- Directions -
Work through the data below line by line and say how many lines hold "Danquah"; give only the number.
··· Record list
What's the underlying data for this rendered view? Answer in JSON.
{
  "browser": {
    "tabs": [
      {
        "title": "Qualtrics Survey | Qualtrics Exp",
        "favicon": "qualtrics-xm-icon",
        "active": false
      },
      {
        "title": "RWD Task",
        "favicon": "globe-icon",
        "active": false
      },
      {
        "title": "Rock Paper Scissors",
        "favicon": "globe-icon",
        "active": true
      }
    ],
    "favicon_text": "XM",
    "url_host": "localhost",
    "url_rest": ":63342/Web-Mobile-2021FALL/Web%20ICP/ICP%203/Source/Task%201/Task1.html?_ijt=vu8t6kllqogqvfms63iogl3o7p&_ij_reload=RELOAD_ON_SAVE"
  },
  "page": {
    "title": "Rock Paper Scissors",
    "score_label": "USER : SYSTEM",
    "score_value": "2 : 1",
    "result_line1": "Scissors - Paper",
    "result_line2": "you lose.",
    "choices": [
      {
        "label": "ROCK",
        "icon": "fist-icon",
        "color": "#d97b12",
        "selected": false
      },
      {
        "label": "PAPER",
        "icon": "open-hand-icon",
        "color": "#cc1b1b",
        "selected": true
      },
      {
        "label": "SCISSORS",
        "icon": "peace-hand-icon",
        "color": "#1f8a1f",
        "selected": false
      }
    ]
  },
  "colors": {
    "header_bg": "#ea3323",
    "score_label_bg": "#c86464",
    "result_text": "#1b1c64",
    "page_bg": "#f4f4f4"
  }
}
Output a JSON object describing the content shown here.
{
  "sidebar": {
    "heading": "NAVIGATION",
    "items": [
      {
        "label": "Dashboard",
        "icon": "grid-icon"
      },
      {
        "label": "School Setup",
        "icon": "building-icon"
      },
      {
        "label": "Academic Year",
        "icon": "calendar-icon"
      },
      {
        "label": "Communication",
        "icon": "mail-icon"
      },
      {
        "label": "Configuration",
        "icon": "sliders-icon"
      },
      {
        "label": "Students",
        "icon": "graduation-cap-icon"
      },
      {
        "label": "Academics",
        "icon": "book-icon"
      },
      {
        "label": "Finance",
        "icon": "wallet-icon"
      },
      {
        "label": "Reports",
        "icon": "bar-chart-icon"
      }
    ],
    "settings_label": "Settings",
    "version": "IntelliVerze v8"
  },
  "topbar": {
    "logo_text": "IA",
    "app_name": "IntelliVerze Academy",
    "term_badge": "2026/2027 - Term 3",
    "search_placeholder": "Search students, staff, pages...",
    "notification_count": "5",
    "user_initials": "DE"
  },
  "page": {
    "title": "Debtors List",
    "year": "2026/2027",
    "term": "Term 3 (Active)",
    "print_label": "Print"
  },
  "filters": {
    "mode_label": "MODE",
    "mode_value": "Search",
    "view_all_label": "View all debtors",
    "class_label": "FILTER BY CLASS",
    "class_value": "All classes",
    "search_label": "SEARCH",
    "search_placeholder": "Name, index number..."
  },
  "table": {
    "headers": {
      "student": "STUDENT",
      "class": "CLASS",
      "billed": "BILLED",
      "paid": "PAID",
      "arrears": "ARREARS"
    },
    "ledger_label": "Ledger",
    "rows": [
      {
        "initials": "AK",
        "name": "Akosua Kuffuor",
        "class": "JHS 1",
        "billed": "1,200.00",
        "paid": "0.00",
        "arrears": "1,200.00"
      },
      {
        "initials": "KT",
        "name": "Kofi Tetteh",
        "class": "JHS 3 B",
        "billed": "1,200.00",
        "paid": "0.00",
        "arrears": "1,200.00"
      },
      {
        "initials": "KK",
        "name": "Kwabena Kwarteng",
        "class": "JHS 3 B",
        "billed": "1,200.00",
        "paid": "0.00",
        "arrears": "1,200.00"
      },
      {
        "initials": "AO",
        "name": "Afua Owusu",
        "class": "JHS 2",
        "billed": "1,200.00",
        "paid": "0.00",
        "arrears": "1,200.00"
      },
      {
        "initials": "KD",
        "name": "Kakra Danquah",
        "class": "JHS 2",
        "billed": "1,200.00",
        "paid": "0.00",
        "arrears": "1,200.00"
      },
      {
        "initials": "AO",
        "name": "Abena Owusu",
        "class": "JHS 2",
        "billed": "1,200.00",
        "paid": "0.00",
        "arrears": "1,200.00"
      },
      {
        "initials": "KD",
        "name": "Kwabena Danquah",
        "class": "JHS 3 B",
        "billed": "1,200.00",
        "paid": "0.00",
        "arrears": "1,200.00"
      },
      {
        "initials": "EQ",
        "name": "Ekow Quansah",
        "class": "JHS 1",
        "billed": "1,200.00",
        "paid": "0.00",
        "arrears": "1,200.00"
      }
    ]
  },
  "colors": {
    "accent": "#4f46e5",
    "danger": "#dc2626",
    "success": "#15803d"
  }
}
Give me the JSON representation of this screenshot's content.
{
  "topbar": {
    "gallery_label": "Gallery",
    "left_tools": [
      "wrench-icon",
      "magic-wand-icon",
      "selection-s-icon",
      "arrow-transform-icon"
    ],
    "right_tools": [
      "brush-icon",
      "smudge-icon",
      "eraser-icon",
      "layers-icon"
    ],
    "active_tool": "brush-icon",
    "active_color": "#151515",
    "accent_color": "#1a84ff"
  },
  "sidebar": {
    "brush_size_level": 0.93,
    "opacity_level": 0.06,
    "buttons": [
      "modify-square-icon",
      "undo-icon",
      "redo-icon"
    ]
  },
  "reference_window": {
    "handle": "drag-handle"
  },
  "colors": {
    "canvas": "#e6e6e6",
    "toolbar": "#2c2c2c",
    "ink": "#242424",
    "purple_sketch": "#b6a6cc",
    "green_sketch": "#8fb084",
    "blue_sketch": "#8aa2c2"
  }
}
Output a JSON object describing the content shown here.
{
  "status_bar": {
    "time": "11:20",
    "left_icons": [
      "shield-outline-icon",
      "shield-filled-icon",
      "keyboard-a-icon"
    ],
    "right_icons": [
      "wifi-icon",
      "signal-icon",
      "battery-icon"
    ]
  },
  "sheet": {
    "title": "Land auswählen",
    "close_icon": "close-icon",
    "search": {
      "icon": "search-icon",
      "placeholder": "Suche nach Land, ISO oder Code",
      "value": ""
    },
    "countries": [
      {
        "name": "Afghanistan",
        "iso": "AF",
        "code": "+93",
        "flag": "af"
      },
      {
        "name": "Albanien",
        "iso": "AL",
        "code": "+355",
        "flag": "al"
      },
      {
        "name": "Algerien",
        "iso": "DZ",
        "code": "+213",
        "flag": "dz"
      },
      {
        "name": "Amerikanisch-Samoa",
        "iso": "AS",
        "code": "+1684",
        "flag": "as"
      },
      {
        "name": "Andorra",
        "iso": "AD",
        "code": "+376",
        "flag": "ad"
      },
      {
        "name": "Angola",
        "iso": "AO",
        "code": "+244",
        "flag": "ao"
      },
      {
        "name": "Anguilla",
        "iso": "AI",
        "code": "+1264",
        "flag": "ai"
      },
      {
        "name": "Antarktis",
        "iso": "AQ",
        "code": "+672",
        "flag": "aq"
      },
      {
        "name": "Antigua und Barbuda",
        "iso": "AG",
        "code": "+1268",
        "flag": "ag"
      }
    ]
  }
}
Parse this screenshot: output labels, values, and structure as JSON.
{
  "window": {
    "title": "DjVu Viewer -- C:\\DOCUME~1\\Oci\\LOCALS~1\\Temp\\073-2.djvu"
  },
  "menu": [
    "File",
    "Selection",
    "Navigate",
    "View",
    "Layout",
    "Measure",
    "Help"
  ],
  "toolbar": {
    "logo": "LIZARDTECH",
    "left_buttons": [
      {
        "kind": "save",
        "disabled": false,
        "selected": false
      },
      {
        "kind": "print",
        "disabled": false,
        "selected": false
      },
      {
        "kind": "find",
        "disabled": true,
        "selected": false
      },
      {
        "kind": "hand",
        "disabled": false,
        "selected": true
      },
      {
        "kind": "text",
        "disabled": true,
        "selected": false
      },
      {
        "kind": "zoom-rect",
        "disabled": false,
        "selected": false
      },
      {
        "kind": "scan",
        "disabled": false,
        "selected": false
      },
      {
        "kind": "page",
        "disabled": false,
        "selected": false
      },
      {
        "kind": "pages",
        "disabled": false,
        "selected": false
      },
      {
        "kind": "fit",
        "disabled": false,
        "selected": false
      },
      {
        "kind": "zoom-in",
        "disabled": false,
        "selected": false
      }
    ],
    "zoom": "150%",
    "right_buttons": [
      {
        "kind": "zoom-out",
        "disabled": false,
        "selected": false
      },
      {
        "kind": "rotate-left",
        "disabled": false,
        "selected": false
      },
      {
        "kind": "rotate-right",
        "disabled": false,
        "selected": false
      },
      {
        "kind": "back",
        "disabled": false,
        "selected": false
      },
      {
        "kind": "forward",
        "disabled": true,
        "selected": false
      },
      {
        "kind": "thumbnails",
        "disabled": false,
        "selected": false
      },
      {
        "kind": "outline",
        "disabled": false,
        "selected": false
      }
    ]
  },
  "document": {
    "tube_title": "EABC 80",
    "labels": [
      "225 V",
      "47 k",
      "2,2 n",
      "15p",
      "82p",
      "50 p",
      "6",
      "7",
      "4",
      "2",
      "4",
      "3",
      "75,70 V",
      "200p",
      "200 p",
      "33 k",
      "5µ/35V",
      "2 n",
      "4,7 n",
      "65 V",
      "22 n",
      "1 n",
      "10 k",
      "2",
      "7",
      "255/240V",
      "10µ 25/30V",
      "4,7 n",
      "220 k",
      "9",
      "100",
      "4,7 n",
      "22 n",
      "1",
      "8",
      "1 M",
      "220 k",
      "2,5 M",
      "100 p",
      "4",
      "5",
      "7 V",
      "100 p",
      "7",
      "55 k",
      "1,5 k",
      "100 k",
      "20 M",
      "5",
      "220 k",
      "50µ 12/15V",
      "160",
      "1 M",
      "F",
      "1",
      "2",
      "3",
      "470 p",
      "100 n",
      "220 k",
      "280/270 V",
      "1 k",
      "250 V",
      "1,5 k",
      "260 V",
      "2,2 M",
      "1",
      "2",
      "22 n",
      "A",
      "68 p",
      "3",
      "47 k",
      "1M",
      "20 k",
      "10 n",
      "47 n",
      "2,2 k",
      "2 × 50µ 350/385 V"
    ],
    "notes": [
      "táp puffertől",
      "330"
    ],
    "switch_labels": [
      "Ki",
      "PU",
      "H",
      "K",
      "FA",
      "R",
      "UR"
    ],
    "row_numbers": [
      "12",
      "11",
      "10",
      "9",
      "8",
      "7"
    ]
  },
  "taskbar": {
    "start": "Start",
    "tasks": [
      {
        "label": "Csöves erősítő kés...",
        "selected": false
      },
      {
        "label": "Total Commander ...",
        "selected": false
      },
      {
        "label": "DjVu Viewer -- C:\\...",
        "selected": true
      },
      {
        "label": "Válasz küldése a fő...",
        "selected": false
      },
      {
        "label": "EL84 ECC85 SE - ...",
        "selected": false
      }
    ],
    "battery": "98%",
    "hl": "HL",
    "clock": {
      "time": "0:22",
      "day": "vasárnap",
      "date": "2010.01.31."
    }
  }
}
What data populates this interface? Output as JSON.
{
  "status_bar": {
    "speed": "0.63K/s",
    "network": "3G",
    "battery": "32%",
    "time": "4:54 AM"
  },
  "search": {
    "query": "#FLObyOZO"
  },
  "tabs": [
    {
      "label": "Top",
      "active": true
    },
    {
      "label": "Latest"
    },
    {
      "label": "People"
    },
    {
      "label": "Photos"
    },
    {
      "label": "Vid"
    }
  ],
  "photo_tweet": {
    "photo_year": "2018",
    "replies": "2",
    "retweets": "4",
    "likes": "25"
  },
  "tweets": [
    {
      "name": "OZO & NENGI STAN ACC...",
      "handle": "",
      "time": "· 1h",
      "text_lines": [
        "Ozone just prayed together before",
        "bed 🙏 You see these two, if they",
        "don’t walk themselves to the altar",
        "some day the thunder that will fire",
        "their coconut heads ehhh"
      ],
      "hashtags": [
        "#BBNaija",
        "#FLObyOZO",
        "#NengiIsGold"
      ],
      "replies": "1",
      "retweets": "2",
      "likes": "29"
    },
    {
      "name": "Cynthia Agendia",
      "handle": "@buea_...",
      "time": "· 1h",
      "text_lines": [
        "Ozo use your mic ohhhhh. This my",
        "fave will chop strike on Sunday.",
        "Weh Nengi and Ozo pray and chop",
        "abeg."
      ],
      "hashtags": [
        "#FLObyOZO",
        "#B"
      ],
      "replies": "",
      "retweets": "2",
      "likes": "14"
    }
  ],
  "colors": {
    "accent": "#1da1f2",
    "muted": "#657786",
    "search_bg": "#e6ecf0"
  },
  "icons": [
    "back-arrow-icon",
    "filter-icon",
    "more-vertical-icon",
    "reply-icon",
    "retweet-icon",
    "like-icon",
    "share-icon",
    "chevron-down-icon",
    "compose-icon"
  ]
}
······
- Expected output -
2